Challenge 1
Copy out the listing lines from the one containing "candle-down: [517, 733, 521, 762]" up to and including the one containing "fib-band: [111, 688, 1466, 759]", unchanged.

A 1/10 oz gold version (CAD $20 face value, .99999 fine) was issued in 2015 and 2016 only, using the Howling Wolf and Growling Cougar designs. Collector proof editions were produced in limited quantities: 2,000 for the 2014 Wolf, dropping to 250 for the 2015-2016 editions. The rarest pieces in the series are the 1/2 kg proof coins (20-25 pieces per year, 2014-2017), each containing 500g of .9999 gold (four nines, not five, for the large format).
Call of the Wild Tax Treatment by Country
The Call of the Wild is Canadian legal tender with a CAD $200 face value, backed by the Canadian government. Its .99999 purity far exceeds all investment gold thresholds worldwide:
- Canada: GST/HST exempt as investment gold. Legal tender status. Eligible for RRSP and TFSA accounts through qualifying custodians. Capital gains on disposal are taxable at the 50% inclusion rate.
- United States: IRA-eligible. The .99999 purity far exceeds the IRS Section 408(m) requirement of .9950. No federal sales tax; most states exempt bullion purchases. Capital gains on bullion are taxed at the collectibles rate of 28% for long-term holdings (not the standard 15-20% rate for equities).
- United Kingdom: VAT-free as investment gold. Not CGT-exempt, as it is not UK legal tender. UK buyers seeking CGT exemption should consider the 1 oz Britannia or Gold Sovereign instead.
- EU: VAT-exempt under the EU investment gold directive (Directive 98/80/EC).
- Australia: GST-free on first supply as investment gold. Standard CGT rules apply with a 50% discount for holdings over 12 months.
- New Zealand: GST-exempt as fine gold bullion. No capital gains tax in NZ, though gains may be taxable as income if the IRD determines bullion was acquired for resale purposes.
- Singapore: GST-exempt as an Investment Precious Metal.
- Hong Kong: No sales tax, no import duty, no capital gains tax.

Provided information
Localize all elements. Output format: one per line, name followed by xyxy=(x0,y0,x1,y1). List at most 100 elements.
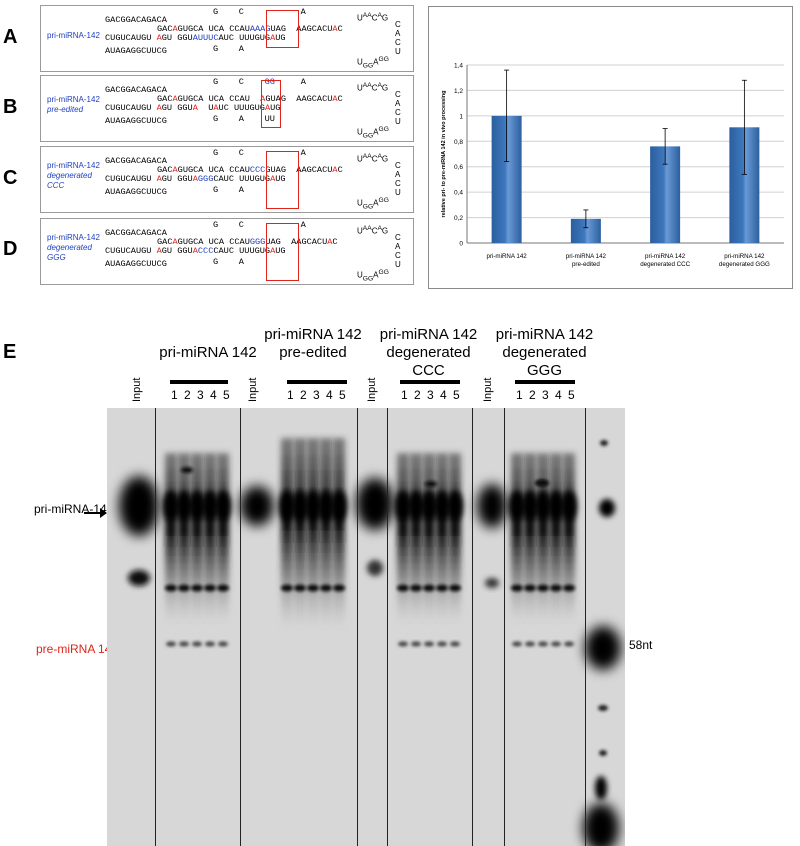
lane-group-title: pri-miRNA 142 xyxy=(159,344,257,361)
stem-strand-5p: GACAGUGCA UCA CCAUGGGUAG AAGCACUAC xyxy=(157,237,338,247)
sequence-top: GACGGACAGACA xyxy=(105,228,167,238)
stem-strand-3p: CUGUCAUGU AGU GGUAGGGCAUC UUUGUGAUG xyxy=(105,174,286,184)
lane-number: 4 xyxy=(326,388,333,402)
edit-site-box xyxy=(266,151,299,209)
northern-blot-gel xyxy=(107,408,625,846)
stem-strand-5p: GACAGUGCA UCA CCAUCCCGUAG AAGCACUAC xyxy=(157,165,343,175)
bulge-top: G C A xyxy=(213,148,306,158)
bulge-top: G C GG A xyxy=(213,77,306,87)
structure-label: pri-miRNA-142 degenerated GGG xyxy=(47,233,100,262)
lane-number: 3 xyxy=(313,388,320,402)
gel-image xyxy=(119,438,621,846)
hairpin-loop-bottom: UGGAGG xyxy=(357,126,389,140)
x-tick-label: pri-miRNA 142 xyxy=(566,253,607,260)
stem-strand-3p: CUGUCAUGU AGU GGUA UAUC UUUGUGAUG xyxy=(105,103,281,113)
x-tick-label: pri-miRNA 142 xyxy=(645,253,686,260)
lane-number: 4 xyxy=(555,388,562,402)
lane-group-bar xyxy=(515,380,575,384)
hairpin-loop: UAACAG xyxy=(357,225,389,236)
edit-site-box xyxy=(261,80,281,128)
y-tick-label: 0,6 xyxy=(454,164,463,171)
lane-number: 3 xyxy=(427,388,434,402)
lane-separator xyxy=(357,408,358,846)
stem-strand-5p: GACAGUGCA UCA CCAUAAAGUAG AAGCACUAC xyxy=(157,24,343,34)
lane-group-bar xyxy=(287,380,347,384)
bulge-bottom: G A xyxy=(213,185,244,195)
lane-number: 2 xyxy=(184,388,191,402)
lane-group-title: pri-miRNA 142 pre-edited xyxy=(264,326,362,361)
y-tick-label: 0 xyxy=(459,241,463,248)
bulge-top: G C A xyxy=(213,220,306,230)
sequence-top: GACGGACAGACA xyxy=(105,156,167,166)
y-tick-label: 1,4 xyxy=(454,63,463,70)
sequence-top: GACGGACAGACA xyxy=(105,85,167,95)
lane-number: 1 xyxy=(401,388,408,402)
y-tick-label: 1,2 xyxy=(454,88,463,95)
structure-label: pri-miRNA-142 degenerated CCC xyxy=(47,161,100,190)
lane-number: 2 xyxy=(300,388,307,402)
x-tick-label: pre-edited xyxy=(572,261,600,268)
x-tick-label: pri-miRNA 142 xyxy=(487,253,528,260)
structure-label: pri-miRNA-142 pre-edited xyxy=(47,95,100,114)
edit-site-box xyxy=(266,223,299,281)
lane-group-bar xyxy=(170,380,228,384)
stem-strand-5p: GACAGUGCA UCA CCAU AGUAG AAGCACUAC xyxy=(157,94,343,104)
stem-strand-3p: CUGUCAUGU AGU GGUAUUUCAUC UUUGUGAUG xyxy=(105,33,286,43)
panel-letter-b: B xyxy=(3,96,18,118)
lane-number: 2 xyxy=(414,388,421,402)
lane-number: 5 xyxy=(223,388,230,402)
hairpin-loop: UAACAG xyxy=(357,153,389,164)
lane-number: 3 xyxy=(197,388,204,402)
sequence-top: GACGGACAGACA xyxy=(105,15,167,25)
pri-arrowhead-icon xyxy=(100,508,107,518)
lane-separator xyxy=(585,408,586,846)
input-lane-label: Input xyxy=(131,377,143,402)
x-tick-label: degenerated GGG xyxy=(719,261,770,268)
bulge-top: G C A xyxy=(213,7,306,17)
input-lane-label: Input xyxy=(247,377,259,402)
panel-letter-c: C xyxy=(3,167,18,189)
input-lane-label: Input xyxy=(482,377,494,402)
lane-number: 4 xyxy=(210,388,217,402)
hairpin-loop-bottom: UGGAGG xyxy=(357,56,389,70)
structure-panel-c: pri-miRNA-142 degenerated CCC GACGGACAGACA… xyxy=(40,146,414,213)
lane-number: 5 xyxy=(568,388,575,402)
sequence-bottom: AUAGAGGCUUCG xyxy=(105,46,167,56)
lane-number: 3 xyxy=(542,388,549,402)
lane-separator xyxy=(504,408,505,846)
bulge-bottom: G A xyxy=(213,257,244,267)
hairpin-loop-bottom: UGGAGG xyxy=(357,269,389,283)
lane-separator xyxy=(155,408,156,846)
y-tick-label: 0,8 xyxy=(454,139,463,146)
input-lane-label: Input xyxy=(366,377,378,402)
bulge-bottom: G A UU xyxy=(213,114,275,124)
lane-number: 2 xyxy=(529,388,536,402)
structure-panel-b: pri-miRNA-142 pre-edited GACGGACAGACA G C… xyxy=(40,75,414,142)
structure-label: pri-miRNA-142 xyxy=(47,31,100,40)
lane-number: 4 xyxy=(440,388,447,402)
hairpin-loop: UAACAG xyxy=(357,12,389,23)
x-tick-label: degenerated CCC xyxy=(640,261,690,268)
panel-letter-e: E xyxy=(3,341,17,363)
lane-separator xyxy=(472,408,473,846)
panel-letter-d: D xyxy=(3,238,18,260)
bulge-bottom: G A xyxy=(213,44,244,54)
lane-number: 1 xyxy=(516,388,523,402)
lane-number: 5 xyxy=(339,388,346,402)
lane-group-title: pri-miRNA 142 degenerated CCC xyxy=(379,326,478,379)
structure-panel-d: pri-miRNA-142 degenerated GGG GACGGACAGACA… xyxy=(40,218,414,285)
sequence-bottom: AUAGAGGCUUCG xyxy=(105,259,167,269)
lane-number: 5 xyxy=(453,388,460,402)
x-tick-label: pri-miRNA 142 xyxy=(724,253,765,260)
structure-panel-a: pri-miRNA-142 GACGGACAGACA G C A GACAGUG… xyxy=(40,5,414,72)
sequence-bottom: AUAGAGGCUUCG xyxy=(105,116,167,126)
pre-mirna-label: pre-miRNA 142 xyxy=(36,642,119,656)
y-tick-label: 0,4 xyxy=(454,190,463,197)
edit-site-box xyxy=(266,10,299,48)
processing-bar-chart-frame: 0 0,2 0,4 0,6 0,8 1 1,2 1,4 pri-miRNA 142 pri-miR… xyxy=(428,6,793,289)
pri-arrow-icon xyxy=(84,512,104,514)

...

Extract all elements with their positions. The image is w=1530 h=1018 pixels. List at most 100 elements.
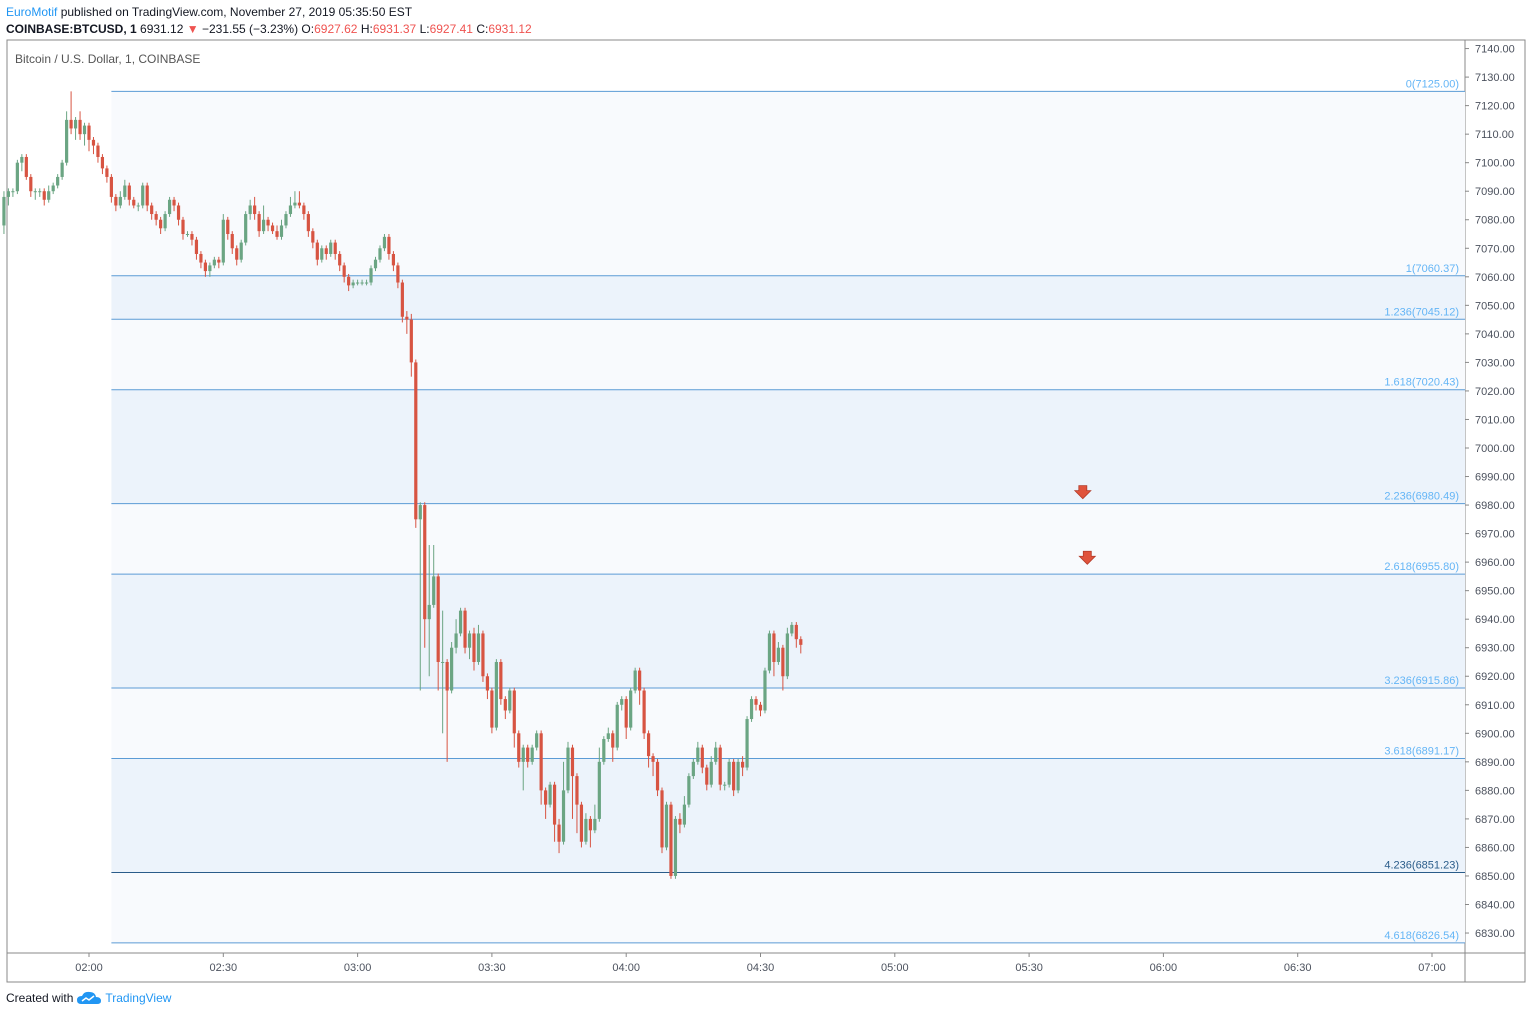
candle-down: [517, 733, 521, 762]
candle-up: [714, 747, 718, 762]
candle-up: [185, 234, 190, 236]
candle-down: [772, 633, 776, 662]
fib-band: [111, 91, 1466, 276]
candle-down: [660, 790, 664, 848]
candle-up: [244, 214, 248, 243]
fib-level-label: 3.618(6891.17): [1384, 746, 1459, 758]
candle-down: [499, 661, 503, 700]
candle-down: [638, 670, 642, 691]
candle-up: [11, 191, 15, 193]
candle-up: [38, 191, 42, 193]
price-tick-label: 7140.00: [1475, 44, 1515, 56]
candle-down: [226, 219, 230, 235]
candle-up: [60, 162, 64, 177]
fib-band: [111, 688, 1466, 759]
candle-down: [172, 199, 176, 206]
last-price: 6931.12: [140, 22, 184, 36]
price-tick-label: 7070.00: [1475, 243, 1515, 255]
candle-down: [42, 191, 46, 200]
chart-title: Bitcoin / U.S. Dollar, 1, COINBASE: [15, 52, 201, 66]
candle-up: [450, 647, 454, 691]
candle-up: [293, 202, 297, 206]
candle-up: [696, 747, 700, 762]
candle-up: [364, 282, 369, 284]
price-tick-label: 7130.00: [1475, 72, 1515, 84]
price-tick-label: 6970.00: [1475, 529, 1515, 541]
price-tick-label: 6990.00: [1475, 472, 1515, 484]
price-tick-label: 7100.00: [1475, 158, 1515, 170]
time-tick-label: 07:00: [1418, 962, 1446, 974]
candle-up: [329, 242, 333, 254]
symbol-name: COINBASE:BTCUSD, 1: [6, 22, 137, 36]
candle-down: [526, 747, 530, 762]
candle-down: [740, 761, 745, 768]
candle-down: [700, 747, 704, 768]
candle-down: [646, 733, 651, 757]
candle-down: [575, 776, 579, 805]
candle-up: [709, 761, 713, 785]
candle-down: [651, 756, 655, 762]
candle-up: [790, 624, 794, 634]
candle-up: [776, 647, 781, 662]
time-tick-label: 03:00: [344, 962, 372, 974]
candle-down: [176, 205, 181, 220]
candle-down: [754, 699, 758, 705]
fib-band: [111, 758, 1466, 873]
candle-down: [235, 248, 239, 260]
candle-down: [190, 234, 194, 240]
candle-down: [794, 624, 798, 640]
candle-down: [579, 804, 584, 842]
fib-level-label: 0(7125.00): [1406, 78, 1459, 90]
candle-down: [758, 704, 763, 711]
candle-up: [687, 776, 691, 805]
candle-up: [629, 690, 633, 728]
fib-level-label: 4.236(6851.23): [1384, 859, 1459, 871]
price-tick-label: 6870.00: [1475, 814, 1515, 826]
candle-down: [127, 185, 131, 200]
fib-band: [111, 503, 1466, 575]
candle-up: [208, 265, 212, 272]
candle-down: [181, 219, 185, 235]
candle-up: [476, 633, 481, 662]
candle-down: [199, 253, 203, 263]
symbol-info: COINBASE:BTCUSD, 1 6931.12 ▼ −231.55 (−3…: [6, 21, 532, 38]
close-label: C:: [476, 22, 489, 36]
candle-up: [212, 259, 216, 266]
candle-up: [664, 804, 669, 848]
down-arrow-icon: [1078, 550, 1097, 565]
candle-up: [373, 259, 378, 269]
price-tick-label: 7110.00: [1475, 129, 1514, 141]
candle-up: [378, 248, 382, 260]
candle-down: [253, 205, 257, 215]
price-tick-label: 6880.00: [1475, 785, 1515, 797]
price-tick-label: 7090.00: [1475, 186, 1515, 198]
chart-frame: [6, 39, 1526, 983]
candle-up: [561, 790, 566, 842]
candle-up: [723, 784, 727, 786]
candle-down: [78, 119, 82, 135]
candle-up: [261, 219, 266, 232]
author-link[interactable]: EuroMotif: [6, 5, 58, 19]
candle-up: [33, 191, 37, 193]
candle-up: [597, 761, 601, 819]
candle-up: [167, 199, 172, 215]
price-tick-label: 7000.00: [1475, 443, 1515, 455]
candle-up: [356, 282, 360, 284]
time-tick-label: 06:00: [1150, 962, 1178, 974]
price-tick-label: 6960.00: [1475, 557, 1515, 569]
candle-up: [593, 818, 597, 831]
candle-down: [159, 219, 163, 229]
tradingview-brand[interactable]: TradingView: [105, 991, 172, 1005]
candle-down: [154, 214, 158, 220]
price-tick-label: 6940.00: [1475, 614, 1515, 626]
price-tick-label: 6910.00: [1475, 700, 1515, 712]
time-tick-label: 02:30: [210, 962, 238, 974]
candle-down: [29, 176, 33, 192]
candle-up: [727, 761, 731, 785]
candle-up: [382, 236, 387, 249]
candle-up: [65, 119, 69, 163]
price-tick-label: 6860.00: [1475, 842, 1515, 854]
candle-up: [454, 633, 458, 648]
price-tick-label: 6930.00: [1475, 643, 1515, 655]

Challenge 2
Continue the text on Call of the Wild gold coins and their tax treatment from its last line.

Task answer 1
candle-down: [517, 733, 521, 762]
candle-up: [714, 747, 718, 762]
candle-up: [185, 234, 190, 236]
candle-down: [772, 633, 776, 662]
fib-band: [111, 91, 1466, 276]
candle-down: [660, 790, 664, 848]
candle-up: [244, 214, 248, 243]
fib-level-label: 3.618(6891.17): [1384, 746, 1459, 758]
candle-down: [499, 661, 503, 700]
candle-down: [638, 670, 642, 691]
candle-up: [11, 191, 15, 193]
candle-up: [38, 191, 42, 193]
price-tick-label: 7140.00: [1475, 44, 1515, 56]
candle-down: [226, 219, 230, 235]
candle-up: [60, 162, 64, 177]
fib-band: [111, 688, 1466, 759]

Task answer 2
From Three Coins to Seven: A Series Extended by Demand
The Call of the Wild debuted in 2014 with the Howling Wolf, conceived as a three-coin programme showcasing Canadian predators. The Royal Canadian Mint announced only the Wolf, Cougar, and Grizzly, but strong sales prompted an extension to seven coins spanning 2014 to 2020. The series tracks a geographic cross-section of Canadian wildlife: the wolf represents the Arctic and boreal regions, the cougar and grizzly the mountain west, the elk and moose the forests, the golden eagle the prairies and sky, and the bobcat mixed habitats across the country.
Pierre Leduc's seven reverse designs were each commissioned to show the animal in an aggressive, dynamic vocalising pose. These are not serene wildlife portraits. The sound wave lines radiating from each animal's mouth became the series' visual signature, a departure from the more conventional natural history illustration approach used by mints like Perth on their Kangaroo and Kookaburra series.
The achievement of .99999 purity is technically remarkable. The difference between .9999 and .99999 is a mere 0.009%, but achieving it requires specialised refining processes that add measurably to production cost. The Royal Canadian Mint is one of very few facilities worldwide capable of this level of refinement, and the Call of the Wild effectively had the five-nines gold bullion market to itself as a series.
The collector market responded to the finite nature of the programme. The 2020 Bobcat was the final issue, and secondary market prices for individual coins, particularly the 2015 Cougar and 2016 Grizzly proofs (250 pieces each), reflect genuine scarcity. Complete seven-coin BU sets have attracted sustained collector interest. The RCM has not announced a successor five-nines series, leaving the Call of the Wild as a standalone achievement in bullion coin production.
Call of the Wild vs Maple Leaf, Buffalo, and Kangaroo
The most natural comparison is between the Call of the Wild and the 1 oz Gold Maple Leaf, both from the Royal Canadian Mint. The Maple Leaf is .9999 fine (four nines) with a CAD $50 face value, unlimited mintage, and the lowest premiums of any major gold coin. The Call of the Wild's .99999 (five nines) purity, CAD $200 face value, and limited availability place it in collector-bullion territory with noticeably higher premiums. For pure stacking at minimum cost, the Maple Leaf is the rational choice. The Call of the Wild is for buyers who value the purity distinction, the wildlife designs, and the finite nature of the set.
The 1 oz American Gold Buffalo is the US Mint's .9999 entry, featuring a fixed James Earle Fraser design. Both are IRA-eligible. The Buffalo has higher annual production and stronger US domestic demand, translating to tighter spreads in the American market. The Call of the Wild's advantage is the extra nine of purity and the annually changing design.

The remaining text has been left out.